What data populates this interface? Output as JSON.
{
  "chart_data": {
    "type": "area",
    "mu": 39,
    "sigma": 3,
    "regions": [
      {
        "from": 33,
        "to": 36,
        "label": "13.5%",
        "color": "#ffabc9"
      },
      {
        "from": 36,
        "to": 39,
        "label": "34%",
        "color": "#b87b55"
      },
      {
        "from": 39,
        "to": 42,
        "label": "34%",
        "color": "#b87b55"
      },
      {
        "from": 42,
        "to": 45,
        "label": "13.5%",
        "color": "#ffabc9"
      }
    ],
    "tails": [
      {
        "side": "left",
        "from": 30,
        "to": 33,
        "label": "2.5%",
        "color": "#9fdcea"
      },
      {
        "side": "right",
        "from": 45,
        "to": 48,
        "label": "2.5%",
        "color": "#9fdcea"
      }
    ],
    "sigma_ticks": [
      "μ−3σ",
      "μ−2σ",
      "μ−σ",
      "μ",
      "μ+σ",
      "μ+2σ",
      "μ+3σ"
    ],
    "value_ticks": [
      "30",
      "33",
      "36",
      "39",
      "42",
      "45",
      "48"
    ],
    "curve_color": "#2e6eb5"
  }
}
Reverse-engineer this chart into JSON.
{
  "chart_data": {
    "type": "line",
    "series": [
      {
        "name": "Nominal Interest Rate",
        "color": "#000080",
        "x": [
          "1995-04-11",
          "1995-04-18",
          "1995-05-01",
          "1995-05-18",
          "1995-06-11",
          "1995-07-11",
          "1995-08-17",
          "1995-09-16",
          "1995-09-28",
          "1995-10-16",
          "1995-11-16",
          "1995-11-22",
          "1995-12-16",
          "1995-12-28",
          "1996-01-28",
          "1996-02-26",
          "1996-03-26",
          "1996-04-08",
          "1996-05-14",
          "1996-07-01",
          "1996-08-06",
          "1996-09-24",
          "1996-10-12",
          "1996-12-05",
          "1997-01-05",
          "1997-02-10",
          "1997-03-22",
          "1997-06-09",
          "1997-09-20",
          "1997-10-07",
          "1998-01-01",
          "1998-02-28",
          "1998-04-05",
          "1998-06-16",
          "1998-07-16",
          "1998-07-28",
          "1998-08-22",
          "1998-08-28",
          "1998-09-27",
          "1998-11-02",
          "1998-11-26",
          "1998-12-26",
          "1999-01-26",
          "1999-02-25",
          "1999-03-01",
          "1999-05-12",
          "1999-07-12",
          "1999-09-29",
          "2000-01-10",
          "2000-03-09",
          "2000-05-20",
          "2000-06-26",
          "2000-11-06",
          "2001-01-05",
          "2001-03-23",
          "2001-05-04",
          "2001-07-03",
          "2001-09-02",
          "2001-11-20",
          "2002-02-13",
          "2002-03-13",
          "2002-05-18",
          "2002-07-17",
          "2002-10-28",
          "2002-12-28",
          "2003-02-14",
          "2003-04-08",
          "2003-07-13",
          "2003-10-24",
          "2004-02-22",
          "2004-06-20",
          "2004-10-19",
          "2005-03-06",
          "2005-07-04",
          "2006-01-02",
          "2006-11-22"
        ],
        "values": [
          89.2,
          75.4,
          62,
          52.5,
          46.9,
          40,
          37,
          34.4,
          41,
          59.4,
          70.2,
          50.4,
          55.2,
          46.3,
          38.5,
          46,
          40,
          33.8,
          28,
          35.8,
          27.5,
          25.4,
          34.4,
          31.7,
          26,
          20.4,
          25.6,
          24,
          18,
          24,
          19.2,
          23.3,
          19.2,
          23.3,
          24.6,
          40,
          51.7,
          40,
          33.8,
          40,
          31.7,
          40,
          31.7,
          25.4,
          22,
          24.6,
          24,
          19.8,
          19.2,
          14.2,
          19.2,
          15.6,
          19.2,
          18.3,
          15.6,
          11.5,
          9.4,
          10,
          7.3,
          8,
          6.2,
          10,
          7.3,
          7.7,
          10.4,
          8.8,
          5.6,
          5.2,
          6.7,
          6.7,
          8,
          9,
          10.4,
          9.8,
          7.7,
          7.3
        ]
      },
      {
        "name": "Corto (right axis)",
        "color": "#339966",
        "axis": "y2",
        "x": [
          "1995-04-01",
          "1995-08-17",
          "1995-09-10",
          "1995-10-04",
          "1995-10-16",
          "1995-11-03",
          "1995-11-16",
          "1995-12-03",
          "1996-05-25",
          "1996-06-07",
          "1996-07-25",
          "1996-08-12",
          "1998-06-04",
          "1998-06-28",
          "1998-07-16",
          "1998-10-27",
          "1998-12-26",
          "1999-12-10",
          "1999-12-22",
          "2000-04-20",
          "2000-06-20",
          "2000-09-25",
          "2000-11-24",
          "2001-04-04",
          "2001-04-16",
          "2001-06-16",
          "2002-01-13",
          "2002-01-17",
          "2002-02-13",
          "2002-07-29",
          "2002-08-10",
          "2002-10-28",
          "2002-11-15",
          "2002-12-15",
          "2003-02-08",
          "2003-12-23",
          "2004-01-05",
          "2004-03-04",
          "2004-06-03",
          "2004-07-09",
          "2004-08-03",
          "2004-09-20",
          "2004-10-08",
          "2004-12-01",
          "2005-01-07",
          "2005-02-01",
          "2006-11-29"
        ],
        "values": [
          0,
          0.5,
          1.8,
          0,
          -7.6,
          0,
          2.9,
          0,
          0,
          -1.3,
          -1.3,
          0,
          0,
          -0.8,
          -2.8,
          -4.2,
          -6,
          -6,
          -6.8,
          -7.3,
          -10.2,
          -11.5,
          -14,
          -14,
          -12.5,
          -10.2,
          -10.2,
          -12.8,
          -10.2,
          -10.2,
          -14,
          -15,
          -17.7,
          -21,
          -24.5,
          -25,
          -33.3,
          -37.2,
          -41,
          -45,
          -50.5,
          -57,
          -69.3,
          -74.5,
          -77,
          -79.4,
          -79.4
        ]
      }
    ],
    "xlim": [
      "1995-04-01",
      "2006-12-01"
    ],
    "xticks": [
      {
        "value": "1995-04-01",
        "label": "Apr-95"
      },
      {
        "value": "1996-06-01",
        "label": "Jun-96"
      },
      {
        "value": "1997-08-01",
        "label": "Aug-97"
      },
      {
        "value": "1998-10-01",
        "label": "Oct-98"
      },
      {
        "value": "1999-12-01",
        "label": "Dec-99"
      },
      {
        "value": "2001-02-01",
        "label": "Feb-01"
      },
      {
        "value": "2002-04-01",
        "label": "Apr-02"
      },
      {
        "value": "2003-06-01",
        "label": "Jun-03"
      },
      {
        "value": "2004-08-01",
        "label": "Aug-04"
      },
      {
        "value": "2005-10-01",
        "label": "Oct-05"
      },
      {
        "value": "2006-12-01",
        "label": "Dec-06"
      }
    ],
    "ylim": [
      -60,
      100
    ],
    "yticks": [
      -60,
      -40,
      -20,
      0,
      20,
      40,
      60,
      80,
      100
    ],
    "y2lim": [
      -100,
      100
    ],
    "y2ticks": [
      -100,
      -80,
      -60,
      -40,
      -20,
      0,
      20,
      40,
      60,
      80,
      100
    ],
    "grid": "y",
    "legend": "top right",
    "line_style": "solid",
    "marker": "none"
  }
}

* * * * *

Go through the records above and set each one down exactly, please.

What data populates this interface? Output as JSON.
{
  "chart_data": {
    "type": "area",
    "mu": 39,
    "sigma": 3,
    "regions": [
      {
        "from": 33,
        "to": 36,
        "label": "13.5%",
        "color": "#ffabc9"
      },
      {
        "from": 36,
        "to": 39,
        "label": "34%",
        "color": "#b87b55"
      },
      {
        "from": 39,
        "to": 42,
        "label": "34%",
        "color": "#b87b55"
      },
      {
        "from": 42,
        "to": 45,
        "label": "13.5%",
        "color": "#ffabc9"
      }
    ],
    "tails": [
      {
        "side": "left",
        "from": 30,
        "to": 33,
        "label": "2.5%",
        "color": "#9fdcea"
      },
      {
        "side": "right",
        "from": 45,
        "to": 48,
        "label": "2.5%",
        "color": "#9fdcea"
      }
    ],
    "sigma_ticks": [
      "μ−3σ",
      "μ−2σ",
      "μ−σ",
      "μ",
      "μ+σ",
      "μ+2σ",
      "μ+3σ"
    ],
    "value_ticks": [
      "30",
      "33",
      "36",
      "39",
      "42",
      "45",
      "48"
    ],
    "curve_color": "#2e6eb5"
  }
}
Reverse-engineer this chart into JSON.
{
  "chart_data": {
    "type": "line",
    "series": [
      {
        "name": "Nominal Interest Rate",
        "color": "#000080",
        "x": [
          "1995-04-11",
          "1995-04-18",
          "1995-05-01",
          "1995-05-18",
          "1995-06-11",
          "1995-07-11",
          "1995-08-17",
          "1995-09-16",
          "1995-09-28",
          "1995-10-16",
          "1995-11-16",
          "1995-11-22",
          "1995-12-16",
          "1995-12-28",
          "1996-01-28",
          "1996-02-26",
          "1996-03-26",
          "1996-04-08",
          "1996-05-14",
          "1996-07-01",
          "1996-08-06",
          "1996-09-24",
          "1996-10-12",
          "1996-12-05",
          "1997-01-05",
          "1997-02-10",
          "1997-03-22",
          "1997-06-09",
          "1997-09-20",
          "1997-10-07",
          "1998-01-01",
          "1998-02-28",
          "1998-04-05",
          "1998-06-16",
          "1998-07-16",
          "1998-07-28",
          "1998-08-22",
          "1998-08-28",
          "1998-09-27",
          "1998-11-02",
          "1998-11-26",
          "1998-12-26",
          "1999-01-26",
          "1999-02-25",
          "1999-03-01",
          "1999-05-12",
          "1999-07-12",
          "1999-09-29",
          "2000-01-10",
          "2000-03-09",
          "2000-05-20",
          "2000-06-26",
          "2000-11-06",
          "2001-01-05",
          "2001-03-23",
          "2001-05-04",
          "2001-07-03",
          "2001-09-02",
          "2001-11-20",
          "2002-02-13",
          "2002-03-13",
          "2002-05-18",
          "2002-07-17",
          "2002-10-28",
          "2002-12-28",
          "2003-02-14",
          "2003-04-08",
          "2003-07-13",
          "2003-10-24",
          "2004-02-22",
          "2004-06-20",
          "2004-10-19",
          "2005-03-06",
          "2005-07-04",
          "2006-01-02",
          "2006-11-22"
        ],
        "values": [
          89.2,
          75.4,
          62,
          52.5,
          46.9,
          40,
          37,
          34.4,
          41,
          59.4,
          70.2,
          50.4,
          55.2,
          46.3,
          38.5,
          46,
          40,
          33.8,
          28,
          35.8,
          27.5,
          25.4,
          34.4,
          31.7,
          26,
          20.4,
          25.6,
          24,
          18,
          24,
          19.2,
          23.3,
          19.2,
          23.3,
          24.6,
          40,
          51.7,
          40,
          33.8,
          40,
          31.7,
          40,
          31.7,
          25.4,
          22,
          24.6,
          24,
          19.8,
          19.2,
          14.2,
          19.2,
          15.6,
          19.2,
          18.3,
          15.6,
          11.5,
          9.4,
          10,
          7.3,
          8,
          6.2,
          10,
          7.3,
          7.7,
          10.4,
          8.8,
          5.6,
          5.2,
          6.7,
          6.7,
          8,
          9,
          10.4,
          9.8,
          7.7,
          7.3
        ]
      },
      {
        "name": "Corto (right axis)",
        "color": "#339966",
        "axis": "y2",
        "x": [
          "1995-04-01",
          "1995-08-17",
          "1995-09-10",
          "1995-10-04",
          "1995-10-16",
          "1995-11-03",
          "1995-11-16",
          "1995-12-03",
          "1996-05-25",
          "1996-06-07",
          "1996-07-25",
          "1996-08-12",
          "1998-06-04",
          "1998-06-28",
          "1998-07-16",
          "1998-10-27",
          "1998-12-26",
          "1999-12-10",
          "1999-12-22",
          "2000-04-20",
          "2000-06-20",
          "2000-09-25",
          "2000-11-24",
          "2001-04-04",
          "2001-04-16",
          "2001-06-16",
          "2002-01-13",
          "2002-01-17",
          "2002-02-13",
          "2002-07-29",
          "2002-08-10",
          "2002-10-28",
          "2002-11-15",
          "2002-12-15",
          "2003-02-08",
          "2003-12-23",
          "2004-01-05",
          "2004-03-04",
          "2004-06-03",
          "2004-07-09",
          "2004-08-03",
          "2004-09-20",
          "2004-10-08",
          "2004-12-01",
          "2005-01-07",
          "2005-02-01",
          "2006-11-29"
        ],
        "values": [
          0,
          0.5,
          1.8,
          0,
          -7.6,
          0,
          2.9,
          0,
          0,
          -1.3,
          -1.3,
          0,
          0,
          -0.8,
          -2.8,
          -4.2,
          -6,
          -6,
          -6.8,
          -7.3,
          -10.2,
          -11.5,
          -14,
          -14,
          -12.5,
          -10.2,
          -10.2,
          -12.8,
          -10.2,
          -10.2,
          -14,
          -15,
          -17.7,
          -21,
          -24.5,
          -25,
          -33.3,
          -37.2,
          -41,
          -45,
          -50.5,
          -57,
          -69.3,
          -74.5,
          -77,
          -79.4,
          -79.4
        ]
      }
    ],
    "xlim": [
      "1995-04-01",
      "2006-12-01"
    ],
    "xticks": [
      {
        "value": "1995-04-01",
        "label": "Apr-95"
      },
      {
        "value": "1996-06-01",
        "label": "Jun-96"
      },
      {
        "value": "1997-08-01",
        "label": "Aug-97"
      },
      {
        "value": "1998-10-01",
        "label": "Oct-98"
      },
      {
        "value": "1999-12-01",
        "label": "Dec-99"
      },
      {
        "value": "2001-02-01",
        "label": "Feb-01"
      },
      {
        "value": "2002-04-01",
        "label": "Apr-02"
      },
      {
        "value": "2003-06-01",
        "label": "Jun-03"
      },
      {
        "value": "2004-08-01",
        "label": "Aug-04"
      },
      {
        "value": "2005-10-01",
        "label": "Oct-05"
      },
      {
        "value": "2006-12-01",
        "label": "Dec-06"
      }
    ],
    "ylim": [
      -60,
      100
    ],
    "yticks": [
      -60,
      -40,
      -20,
      0,
      20,
      40,
      60,
      80,
      100
    ],
    "y2lim": [
      -100,
      100
    ],
    "y2ticks": [
      -100,
      -80,
      -60,
      -40,
      -20,
      0,
      20,
      40,
      60,
      80,
      100
    ],
    "grid": "y",
    "legend": "top right",
    "line_style": "solid",
    "marker": "none"
  }
}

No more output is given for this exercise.